**Problem description**
Your task is to locate every line holding the string "labels" and to copy each of them.

[Dataset excerpts]
----

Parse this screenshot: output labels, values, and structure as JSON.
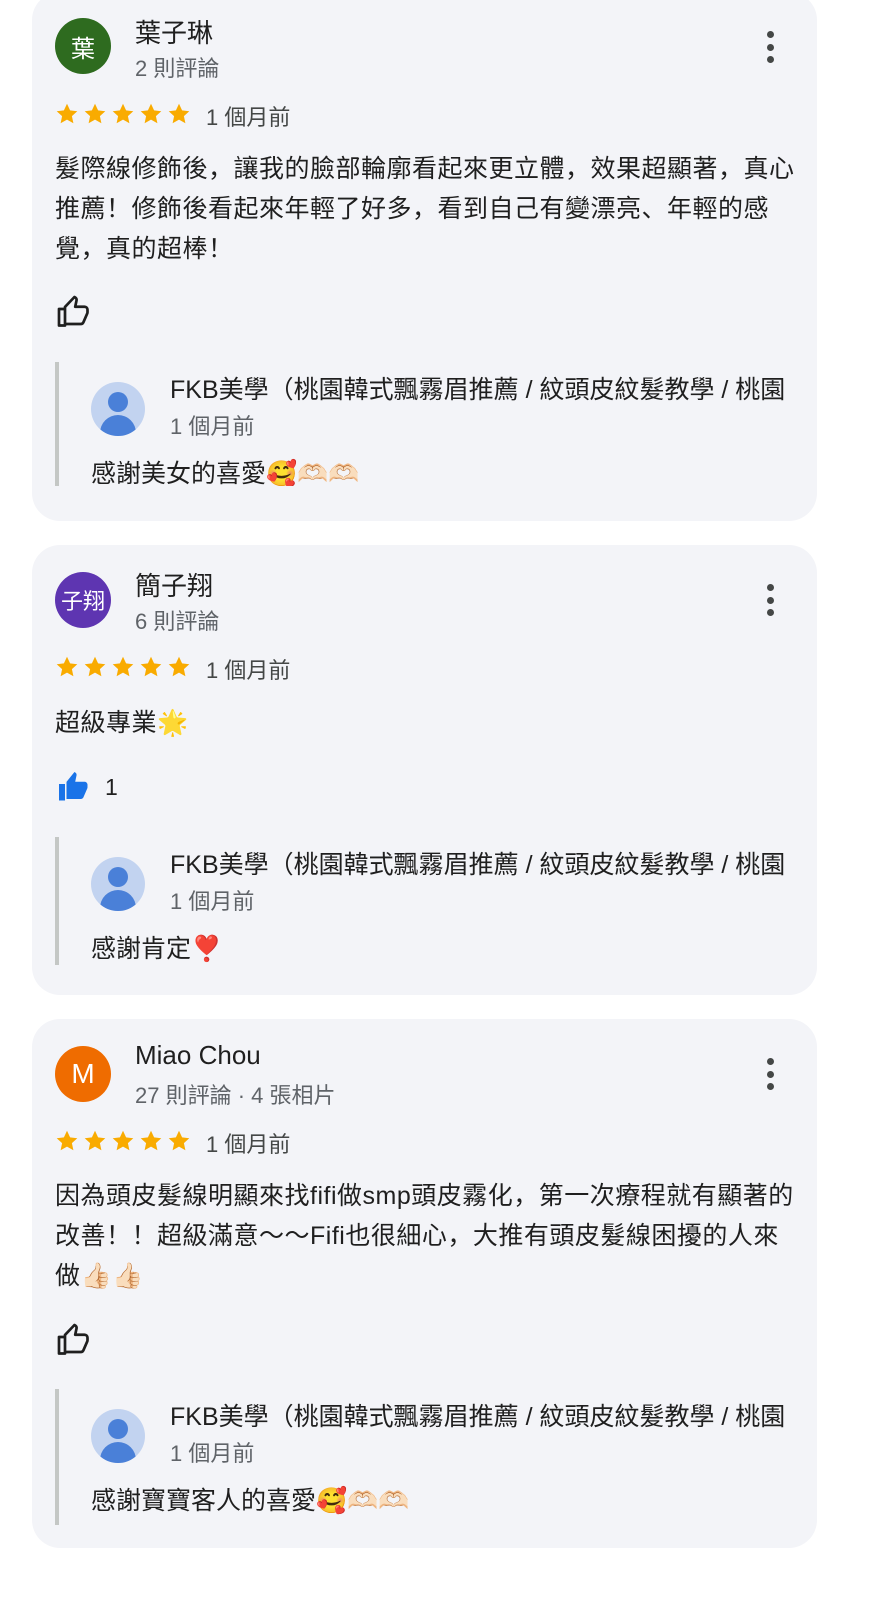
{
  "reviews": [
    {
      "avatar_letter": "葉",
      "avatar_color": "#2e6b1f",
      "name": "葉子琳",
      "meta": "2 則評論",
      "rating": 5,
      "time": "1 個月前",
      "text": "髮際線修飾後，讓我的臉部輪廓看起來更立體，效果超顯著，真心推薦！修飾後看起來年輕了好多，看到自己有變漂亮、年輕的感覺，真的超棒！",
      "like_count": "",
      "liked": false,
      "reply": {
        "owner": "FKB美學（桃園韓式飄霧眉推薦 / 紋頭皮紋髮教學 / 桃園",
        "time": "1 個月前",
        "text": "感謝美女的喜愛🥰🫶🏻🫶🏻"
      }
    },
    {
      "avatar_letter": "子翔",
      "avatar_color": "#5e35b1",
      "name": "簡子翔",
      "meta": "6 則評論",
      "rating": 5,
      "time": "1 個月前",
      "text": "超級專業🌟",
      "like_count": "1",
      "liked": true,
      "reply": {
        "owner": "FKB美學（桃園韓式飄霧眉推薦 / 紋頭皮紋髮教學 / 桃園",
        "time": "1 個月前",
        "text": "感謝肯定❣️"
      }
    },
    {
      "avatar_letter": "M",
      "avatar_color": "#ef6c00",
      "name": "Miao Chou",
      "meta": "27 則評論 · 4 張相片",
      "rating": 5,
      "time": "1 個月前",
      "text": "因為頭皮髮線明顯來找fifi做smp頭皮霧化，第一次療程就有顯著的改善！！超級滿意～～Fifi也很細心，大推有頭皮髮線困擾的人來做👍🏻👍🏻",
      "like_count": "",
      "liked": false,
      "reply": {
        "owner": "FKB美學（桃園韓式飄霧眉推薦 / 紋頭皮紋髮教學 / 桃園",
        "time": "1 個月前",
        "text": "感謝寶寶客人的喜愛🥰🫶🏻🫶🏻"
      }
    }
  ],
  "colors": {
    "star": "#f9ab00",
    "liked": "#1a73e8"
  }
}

----

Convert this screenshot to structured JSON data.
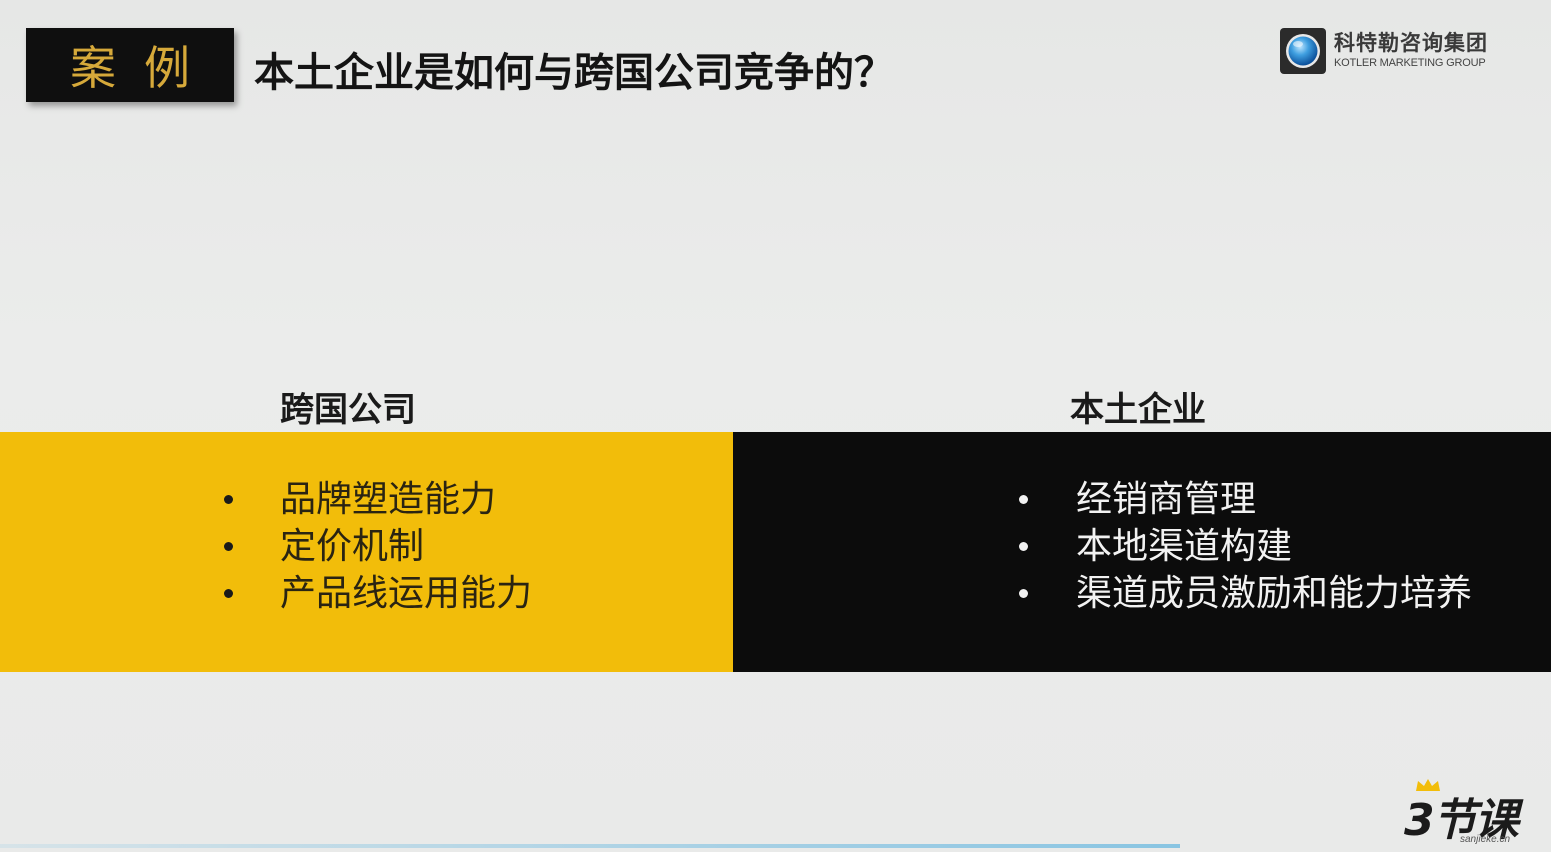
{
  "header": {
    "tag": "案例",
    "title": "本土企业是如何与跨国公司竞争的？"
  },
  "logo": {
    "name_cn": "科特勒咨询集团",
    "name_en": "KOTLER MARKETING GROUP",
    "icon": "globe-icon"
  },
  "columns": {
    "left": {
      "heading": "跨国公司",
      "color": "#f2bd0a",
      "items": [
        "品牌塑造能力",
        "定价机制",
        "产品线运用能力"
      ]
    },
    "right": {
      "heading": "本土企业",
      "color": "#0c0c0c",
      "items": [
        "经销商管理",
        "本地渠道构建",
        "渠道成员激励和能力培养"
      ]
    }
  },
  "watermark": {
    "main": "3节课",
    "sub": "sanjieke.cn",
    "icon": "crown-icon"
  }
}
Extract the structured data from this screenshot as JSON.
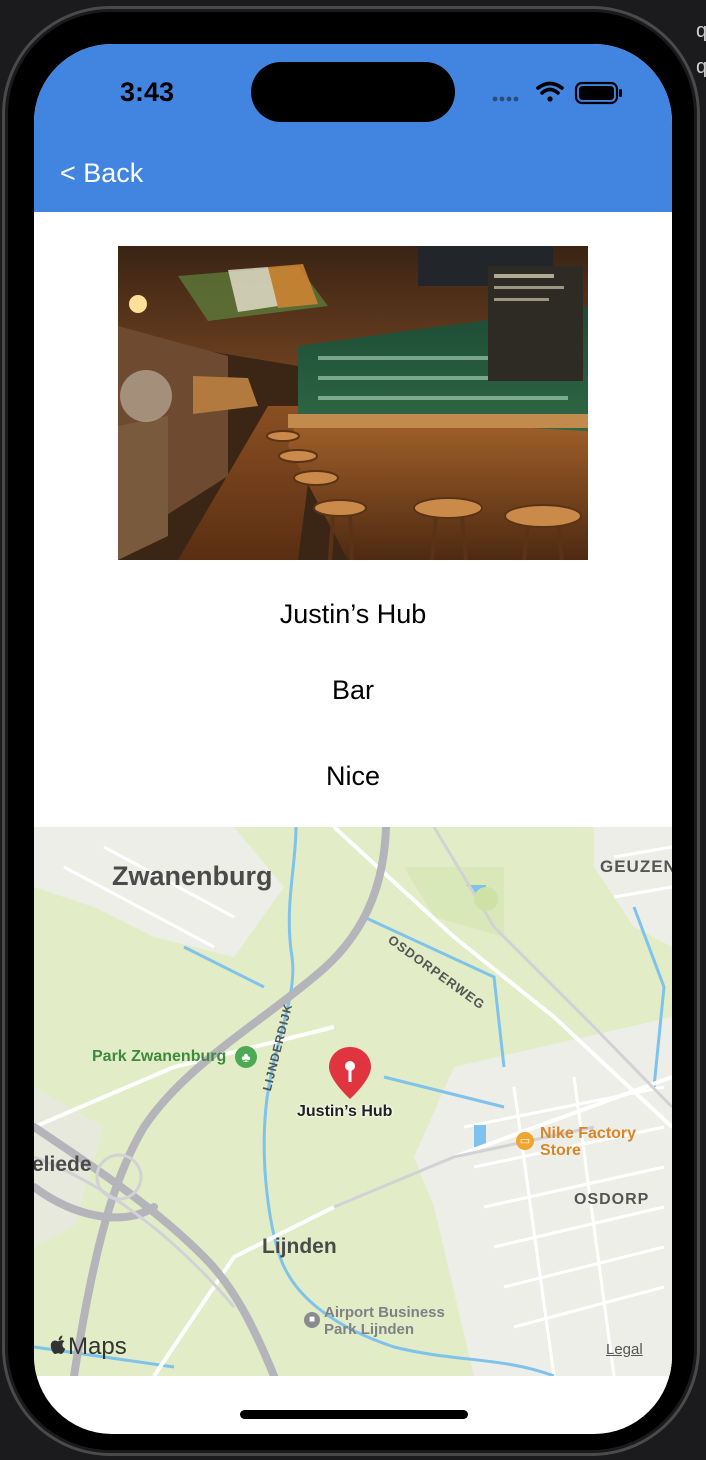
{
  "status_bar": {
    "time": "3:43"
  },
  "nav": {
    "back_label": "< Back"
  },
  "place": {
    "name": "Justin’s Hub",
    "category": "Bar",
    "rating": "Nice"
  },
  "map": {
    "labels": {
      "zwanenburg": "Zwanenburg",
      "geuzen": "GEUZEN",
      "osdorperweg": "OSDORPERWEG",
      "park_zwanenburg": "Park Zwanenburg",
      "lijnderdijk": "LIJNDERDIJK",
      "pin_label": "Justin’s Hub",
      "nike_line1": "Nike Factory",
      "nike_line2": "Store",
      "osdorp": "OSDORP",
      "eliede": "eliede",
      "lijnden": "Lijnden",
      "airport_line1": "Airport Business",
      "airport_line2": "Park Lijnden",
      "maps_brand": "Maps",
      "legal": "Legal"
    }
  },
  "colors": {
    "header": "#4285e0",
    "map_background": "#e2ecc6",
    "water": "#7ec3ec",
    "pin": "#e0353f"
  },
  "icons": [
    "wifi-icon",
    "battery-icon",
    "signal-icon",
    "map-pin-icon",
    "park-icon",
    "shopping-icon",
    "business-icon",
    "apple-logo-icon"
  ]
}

----

**Solution**
Parse this screenshot: output labels, values, and structure as JSON.
    "labels": {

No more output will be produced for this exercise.